§ TRAVAIL À FAIRE:
Pouvez-vous recopier mot pour mot, dans l'extrait sur l'antisémitisme au Brésil, tout ce qui va de « Une des conséquences » jusqu'à « transmettaient ses supérieurs. » ?

***** EXTRAIT FOURNI

L'antisémitisme au Brésil

Janvier 1940, au Brésil, comme en Europe, la brune trinité pousse ses pions. La brune trinité, c'est l'alliance entre le fascisme, des secteurs de l'Église et l'antisémitisme.
« Pendant les années 1930, le Brésil a connu des changements politiques, sociaux et économiques qui ont influencé l'attitude de son élite politique et intellectuelle vis-à-vis de la question juive. La révolution qui, en 1930, a porté au pouvoir le président Getúlio Vargas, la polarisation politique, la chasse aux communistes et aux militants de gauche en général et leur répression en 1935, l'instauration de l'autoritaire Estado Novo en novembre 1937, tout cela a influencé l'atmosphère anti-judaïque, générée par les idées racistes développées au Brésil depuis la fin du 19ème siècle, dont étaient imprégnées les sphères du pouvoir et de l'administration. L'attitude anti-juive était aussi la conséquence du climat créé par un groupe de fascistes brésiliens, les intégralistes, qui y ont contribué tant par leur tempérament autoritaire que par l'amalgame entre Juifs et communistes.

Une des conséquences de ce climat a été la réduction, dans les années 1930, des quotas d'immigration : les consuls en Europe ont reçu des instructions explicites afin de ne pas accorder de visa à toute personne « d'origine sémite ». Il est évident que des politiques et des diplomates ont cherché à empêcher l'entrée de réfugiés juifs européens au Brésil ; parmi eux, se sont distingués plusieurs consuls et fonctionnaires ministériels. Mais il y en a eu aussi d'autres qui ont manifesté de l'empathie face à la souffrance des Juifs et ont cherché à les aider de toutes les manières, comme l'a fait l'ambassadeur en France, Luis Martins de Souza Dantas, qui, d'abord à Paris, puis à Vichy, a continué de délivrer des visas en 1940 et 1941, ignorant de manière manifeste les instructions explicites que lui transmettaient ses supérieurs.

**********
***** ENTRÉES FOURNIES

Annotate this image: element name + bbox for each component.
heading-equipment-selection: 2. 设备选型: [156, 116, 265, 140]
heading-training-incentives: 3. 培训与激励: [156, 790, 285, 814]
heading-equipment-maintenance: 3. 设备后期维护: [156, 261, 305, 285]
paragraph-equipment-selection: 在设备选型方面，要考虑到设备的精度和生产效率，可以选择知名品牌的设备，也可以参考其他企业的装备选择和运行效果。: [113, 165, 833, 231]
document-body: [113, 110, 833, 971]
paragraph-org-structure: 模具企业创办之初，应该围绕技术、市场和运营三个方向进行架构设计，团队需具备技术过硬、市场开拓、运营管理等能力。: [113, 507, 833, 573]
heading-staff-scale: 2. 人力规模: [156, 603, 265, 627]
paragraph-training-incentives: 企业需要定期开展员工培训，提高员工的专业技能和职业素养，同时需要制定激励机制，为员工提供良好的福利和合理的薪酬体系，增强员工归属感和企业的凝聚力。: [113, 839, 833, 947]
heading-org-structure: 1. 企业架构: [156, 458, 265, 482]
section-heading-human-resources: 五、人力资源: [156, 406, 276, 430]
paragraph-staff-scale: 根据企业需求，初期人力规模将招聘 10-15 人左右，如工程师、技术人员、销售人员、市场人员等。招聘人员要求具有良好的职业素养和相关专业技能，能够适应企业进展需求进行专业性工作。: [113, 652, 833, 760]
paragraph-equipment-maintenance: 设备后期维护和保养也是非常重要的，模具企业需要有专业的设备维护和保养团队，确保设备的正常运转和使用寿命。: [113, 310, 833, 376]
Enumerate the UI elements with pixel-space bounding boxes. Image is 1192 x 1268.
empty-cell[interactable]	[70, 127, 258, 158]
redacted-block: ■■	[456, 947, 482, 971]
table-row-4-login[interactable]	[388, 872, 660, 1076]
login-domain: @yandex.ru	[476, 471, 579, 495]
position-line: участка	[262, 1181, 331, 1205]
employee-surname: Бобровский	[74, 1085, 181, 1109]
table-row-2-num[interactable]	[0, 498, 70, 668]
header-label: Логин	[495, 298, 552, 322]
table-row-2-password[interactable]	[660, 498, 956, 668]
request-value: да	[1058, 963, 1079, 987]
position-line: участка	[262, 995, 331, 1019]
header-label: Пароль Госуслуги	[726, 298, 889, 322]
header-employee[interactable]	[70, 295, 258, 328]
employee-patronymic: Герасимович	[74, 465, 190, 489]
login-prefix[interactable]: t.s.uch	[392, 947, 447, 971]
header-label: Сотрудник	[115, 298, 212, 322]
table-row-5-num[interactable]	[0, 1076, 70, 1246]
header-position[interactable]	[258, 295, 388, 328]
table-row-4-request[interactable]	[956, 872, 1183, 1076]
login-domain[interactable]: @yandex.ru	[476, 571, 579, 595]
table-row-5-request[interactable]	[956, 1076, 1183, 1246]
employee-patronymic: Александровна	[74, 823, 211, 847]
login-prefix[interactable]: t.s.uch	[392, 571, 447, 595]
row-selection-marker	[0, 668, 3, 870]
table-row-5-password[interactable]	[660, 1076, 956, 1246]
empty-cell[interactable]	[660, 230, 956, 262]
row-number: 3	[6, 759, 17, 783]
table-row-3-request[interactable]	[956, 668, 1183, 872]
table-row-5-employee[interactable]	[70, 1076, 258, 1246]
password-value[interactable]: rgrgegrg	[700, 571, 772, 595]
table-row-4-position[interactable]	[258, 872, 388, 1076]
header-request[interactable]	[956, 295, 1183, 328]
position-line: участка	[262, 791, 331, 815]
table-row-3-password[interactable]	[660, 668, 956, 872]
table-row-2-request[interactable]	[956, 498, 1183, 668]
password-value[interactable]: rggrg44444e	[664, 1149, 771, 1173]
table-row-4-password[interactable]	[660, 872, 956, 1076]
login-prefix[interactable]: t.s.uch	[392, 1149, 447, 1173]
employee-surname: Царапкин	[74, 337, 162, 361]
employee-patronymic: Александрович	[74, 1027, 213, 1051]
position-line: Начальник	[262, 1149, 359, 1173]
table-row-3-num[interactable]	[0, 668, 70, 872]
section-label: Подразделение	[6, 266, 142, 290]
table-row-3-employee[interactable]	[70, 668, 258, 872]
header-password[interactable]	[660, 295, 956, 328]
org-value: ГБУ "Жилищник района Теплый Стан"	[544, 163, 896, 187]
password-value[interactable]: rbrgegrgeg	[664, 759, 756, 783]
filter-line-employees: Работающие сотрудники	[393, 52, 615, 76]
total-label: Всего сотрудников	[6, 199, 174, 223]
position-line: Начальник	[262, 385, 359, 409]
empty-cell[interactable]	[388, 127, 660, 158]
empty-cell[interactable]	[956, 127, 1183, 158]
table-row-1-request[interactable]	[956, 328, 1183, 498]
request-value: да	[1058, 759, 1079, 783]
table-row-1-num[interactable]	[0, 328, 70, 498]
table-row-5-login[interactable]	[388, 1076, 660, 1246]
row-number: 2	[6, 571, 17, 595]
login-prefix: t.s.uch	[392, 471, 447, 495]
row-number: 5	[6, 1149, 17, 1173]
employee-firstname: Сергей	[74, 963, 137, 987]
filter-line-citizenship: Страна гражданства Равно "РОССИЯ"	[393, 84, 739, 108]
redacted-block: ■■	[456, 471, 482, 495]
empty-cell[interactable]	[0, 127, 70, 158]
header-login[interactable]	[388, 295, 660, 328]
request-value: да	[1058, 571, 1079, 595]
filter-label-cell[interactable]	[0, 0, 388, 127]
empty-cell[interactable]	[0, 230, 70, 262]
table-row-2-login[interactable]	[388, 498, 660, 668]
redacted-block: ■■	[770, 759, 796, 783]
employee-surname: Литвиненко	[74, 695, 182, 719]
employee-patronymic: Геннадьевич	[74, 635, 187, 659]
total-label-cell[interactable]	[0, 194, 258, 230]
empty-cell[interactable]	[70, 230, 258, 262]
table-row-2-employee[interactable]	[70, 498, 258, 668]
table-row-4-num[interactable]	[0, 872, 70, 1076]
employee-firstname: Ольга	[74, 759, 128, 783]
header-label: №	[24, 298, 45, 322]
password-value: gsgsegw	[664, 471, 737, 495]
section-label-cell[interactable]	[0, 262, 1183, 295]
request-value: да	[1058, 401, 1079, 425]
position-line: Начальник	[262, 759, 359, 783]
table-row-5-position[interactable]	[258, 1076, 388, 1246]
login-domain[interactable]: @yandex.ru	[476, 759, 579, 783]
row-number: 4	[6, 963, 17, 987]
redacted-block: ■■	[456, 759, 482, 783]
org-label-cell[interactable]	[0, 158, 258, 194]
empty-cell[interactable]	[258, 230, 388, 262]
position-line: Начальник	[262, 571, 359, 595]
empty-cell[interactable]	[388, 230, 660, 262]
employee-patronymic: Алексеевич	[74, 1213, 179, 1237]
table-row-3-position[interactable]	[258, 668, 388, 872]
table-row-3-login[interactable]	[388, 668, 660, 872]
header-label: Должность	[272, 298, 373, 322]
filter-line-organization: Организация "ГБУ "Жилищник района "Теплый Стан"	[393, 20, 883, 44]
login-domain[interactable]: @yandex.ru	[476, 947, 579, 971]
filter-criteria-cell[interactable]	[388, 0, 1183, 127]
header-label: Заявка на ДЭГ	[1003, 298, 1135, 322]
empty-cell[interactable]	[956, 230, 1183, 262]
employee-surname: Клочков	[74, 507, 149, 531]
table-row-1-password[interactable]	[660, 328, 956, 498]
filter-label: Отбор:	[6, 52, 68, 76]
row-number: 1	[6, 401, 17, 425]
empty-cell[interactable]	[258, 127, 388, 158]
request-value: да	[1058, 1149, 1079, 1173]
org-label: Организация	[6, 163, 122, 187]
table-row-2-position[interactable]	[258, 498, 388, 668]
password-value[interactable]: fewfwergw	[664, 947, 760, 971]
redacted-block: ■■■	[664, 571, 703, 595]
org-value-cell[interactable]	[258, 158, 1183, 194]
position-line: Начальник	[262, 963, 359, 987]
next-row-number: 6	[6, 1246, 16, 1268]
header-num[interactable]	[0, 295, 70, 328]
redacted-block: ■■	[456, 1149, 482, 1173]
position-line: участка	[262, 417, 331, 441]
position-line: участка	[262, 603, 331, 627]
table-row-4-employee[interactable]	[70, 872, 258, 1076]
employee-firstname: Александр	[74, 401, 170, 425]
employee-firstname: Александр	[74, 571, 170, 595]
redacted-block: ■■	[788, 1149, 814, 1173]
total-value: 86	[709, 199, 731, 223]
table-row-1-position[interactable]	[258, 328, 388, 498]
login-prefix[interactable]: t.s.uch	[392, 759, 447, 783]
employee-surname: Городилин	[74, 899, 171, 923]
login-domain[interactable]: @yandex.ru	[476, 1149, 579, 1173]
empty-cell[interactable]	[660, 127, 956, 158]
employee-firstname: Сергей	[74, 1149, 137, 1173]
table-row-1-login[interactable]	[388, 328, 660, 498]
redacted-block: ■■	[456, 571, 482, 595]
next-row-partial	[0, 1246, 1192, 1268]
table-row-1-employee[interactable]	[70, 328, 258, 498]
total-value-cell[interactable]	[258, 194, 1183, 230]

**********

§ RÉPONSE À FOURNIR:
Une des conséquences de ce climat a été la réduction, dans les années 1930, des quotas d'immigration : les consuls en Europe ont reçu des instructions explicites afin de ne pas accorder de visa à toute personne « d'origine sémite ». Il est évident que des politiques et des diplomates ont cherché à empêcher l'entrée de réfugiés juifs européens au Brésil ; parmi eux, se sont distingués plusieurs consuls et fonctionnaires ministériels. Mais il y en a eu aussi d'autres qui ont manifesté de l'empathie face à la souffrance des Juifs et ont cherché à les aider de toutes les manières, comme l'a fait l'ambassadeur en France, Luis Martins de Souza Dantas, qui, d'abord à Paris, puis à Vichy, a continué de délivrer des visas en 1940 et 1941, ignorant de manière manifeste les instructions explicites que lui transmettaient ses supérieurs.